**Exercise aim**
Go through the records underneath and write each one out again exactly.

**Data to process**
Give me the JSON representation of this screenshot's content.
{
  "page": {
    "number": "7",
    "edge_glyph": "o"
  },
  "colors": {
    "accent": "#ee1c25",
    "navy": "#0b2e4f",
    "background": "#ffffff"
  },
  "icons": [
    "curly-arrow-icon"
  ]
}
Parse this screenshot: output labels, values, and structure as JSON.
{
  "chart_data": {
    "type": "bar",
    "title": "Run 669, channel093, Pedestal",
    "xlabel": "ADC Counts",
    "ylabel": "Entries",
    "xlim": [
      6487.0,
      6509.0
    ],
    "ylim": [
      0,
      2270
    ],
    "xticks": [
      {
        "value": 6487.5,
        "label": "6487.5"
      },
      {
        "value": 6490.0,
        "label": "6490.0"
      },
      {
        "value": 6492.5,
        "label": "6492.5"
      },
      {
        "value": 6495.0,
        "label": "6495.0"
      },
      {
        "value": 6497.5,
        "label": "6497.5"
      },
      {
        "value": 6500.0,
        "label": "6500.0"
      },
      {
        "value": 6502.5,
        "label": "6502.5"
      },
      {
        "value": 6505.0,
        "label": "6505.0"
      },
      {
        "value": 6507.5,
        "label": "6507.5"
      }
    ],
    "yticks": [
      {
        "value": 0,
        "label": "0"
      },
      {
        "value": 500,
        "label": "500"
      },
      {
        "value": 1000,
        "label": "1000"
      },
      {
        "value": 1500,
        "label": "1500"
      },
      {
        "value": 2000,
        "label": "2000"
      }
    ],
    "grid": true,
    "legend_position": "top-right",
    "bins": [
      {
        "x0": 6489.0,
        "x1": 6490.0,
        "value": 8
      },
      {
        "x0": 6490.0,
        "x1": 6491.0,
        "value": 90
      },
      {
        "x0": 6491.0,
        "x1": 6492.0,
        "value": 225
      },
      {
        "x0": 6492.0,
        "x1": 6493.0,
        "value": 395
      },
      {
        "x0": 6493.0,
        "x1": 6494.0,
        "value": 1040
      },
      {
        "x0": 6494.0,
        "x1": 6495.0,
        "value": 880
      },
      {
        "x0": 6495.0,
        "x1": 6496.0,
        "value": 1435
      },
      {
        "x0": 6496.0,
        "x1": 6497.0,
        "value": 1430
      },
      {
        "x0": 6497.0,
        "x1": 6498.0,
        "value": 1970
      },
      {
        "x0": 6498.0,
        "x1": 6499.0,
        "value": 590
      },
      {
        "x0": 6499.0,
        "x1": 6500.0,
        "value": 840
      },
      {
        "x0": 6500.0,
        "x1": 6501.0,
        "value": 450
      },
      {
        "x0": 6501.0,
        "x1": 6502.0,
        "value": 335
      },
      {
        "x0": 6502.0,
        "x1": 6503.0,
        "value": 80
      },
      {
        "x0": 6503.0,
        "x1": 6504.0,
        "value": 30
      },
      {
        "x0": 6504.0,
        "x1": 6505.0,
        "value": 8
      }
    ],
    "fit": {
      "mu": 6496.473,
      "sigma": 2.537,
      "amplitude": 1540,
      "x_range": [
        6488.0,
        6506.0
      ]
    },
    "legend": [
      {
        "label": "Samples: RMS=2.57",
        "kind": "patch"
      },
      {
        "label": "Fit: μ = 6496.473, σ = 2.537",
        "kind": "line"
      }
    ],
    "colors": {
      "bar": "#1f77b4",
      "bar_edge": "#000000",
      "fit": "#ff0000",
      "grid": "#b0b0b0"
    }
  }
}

**Solution below**
Give me the JSON representation of this screenshot's content.
{
  "page": {
    "number": "7",
    "edge_glyph": "o"
  },
  "colors": {
    "accent": "#ee1c25",
    "navy": "#0b2e4f",
    "background": "#ffffff"
  },
  "icons": [
    "curly-arrow-icon"
  ]
}
Parse this screenshot: output labels, values, and structure as JSON.
{
  "chart_data": {
    "type": "bar",
    "title": "Run 669, channel093, Pedestal",
    "xlabel": "ADC Counts",
    "ylabel": "Entries",
    "xlim": [
      6487.0,
      6509.0
    ],
    "ylim": [
      0,
      2270
    ],
    "xticks": [
      {
        "value": 6487.5,
        "label": "6487.5"
      },
      {
        "value": 6490.0,
        "label": "6490.0"
      },
      {
        "value": 6492.5,
        "label": "6492.5"
      },
      {
        "value": 6495.0,
        "label": "6495.0"
      },
      {
        "value": 6497.5,
        "label": "6497.5"
      },
      {
        "value": 6500.0,
        "label": "6500.0"
      },
      {
        "value": 6502.5,
        "label": "6502.5"
      },
      {
        "value": 6505.0,
        "label": "6505.0"
      },
      {
        "value": 6507.5,
        "label": "6507.5"
      }
    ],
    "yticks": [
      {
        "value": 0,
        "label": "0"
      },
      {
        "value": 500,
        "label": "500"
      },
      {
        "value": 1000,
        "label": "1000"
      },
      {
        "value": 1500,
        "label": "1500"
      },
      {
        "value": 2000,
        "label": "2000"
      }
    ],
    "grid": true,
    "legend_position": "top-right",
    "bins": [
      {
        "x0": 6489.0,
        "x1": 6490.0,
        "value": 8
      },
      {
        "x0": 6490.0,
        "x1": 6491.0,
        "value": 90
      },
      {
        "x0": 6491.0,
        "x1": 6492.0,
        "value": 225
      },
      {
        "x0": 6492.0,
        "x1": 6493.0,
        "value": 395
      },
      {
        "x0": 6493.0,
        "x1": 6494.0,
        "value": 1040
      },
      {
        "x0": 6494.0,
        "x1": 6495.0,
        "value": 880
      },
      {
        "x0": 6495.0,
        "x1": 6496.0,
        "value": 1435
      },
      {
        "x0": 6496.0,
        "x1": 6497.0,
        "value": 1430
      },
      {
        "x0": 6497.0,
        "x1": 6498.0,
        "value": 1970
      },
      {
        "x0": 6498.0,
        "x1": 6499.0,
        "value": 590
      },
      {
        "x0": 6499.0,
        "x1": 6500.0,
        "value": 840
      },
      {
        "x0": 6500.0,
        "x1": 6501.0,
        "value": 450
      },
      {
        "x0": 6501.0,
        "x1": 6502.0,
        "value": 335
      },
      {
        "x0": 6502.0,
        "x1": 6503.0,
        "value": 80
      },
      {
        "x0": 6503.0,
        "x1": 6504.0,
        "value": 30
      },
      {
        "x0": 6504.0,
        "x1": 6505.0,
        "value": 8
      }
    ],
    "fit": {
      "mu": 6496.473,
      "sigma": 2.537,
      "amplitude": 1540,
      "x_range": [
        6488.0,
        6506.0
      ]
    },
    "legend": [
      {
        "label": "Samples: RMS=2.57",
        "kind": "patch"
      },
      {
        "label": "Fit: μ = 6496.473, σ = 2.537",
        "kind": "line"
      }
    ],
    "colors": {
      "bar": "#1f77b4",
      "bar_edge": "#000000",
      "fit": "#ff0000",
      "grid": "#b0b0b0"
    }
  }
}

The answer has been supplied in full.